## start PROVIDED DATA

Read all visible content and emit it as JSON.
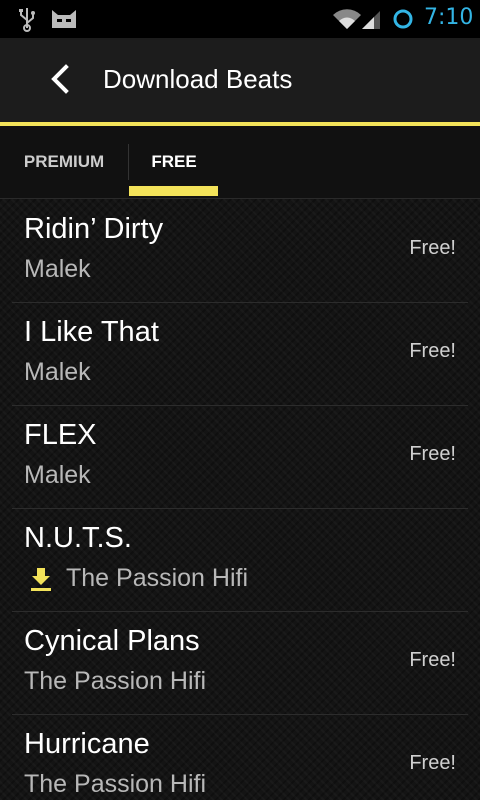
{
  "status_bar": {
    "time": "7:10",
    "icons": [
      "usb-icon",
      "cat-icon",
      "wifi-icon",
      "signal-icon",
      "battery-icon"
    ],
    "clock_color": "#33b5e5"
  },
  "action_bar": {
    "title": "Download Beats",
    "accent_color": "#f3e35a"
  },
  "tabs": [
    {
      "label": "PREMIUM",
      "selected": false
    },
    {
      "label": "FREE",
      "selected": true
    }
  ],
  "beats": [
    {
      "title": "Ridin’ Dirty",
      "artist": "Malek",
      "price": "Free!",
      "downloaded": false
    },
    {
      "title": "I Like That",
      "artist": "Malek",
      "price": "Free!",
      "downloaded": false
    },
    {
      "title": "FLEX",
      "artist": "Malek",
      "price": "Free!",
      "downloaded": false
    },
    {
      "title": "N.U.T.S.",
      "artist": "The Passion Hifi",
      "price": "",
      "downloaded": true
    },
    {
      "title": "Cynical Plans",
      "artist": "The Passion Hifi",
      "price": "Free!",
      "downloaded": false
    },
    {
      "title": "Hurricane",
      "artist": "The Passion Hifi",
      "price": "Free!",
      "downloaded": false
    }
  ]
}
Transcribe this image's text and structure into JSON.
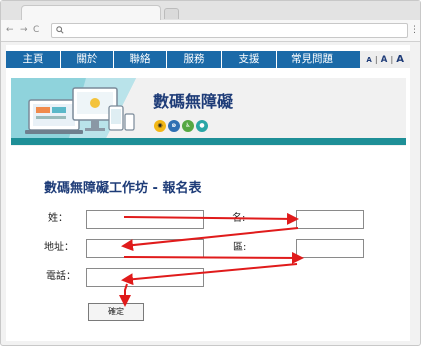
{
  "browser": {
    "back_glyph": "←",
    "forward_glyph": "→",
    "reload_glyph": "C",
    "address_icon": "search-icon",
    "address_value": "",
    "menu_glyph": "⋮"
  },
  "nav": {
    "items": [
      "主頁",
      "關於",
      "聯絡",
      "服務",
      "支援",
      "常見問題"
    ],
    "font_size_controls": [
      "A",
      "A",
      "A"
    ]
  },
  "banner": {
    "title": "數碼無障礙",
    "icons": [
      "eye-icon",
      "hearing-icon",
      "wheelchair-icon",
      "brain-icon"
    ]
  },
  "form": {
    "title": "數碼無障礙工作坊 - 報名表",
    "surname_label": "姓：",
    "given_name_label": "名:",
    "address_label": "地址：",
    "district_label": "區:",
    "phone_label": "電話：",
    "surname_value": "",
    "given_name_value": "",
    "address_value": "",
    "district_value": "",
    "phone_value": "",
    "confirm_label": "確定"
  },
  "colors": {
    "nav_bg": "#1b6aa8",
    "title": "#1e3c78",
    "stripe": "#1e8f97",
    "arrow": "#e01b1b"
  }
}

## end PROVIDED DATA

■ DIRECTIVE ■
Find each line holding "JSON". Copy it out.

■ TASK OUTPUT ■
Read all visible content and emit it as JSON.
Transcribe this image's text and structure into JSON.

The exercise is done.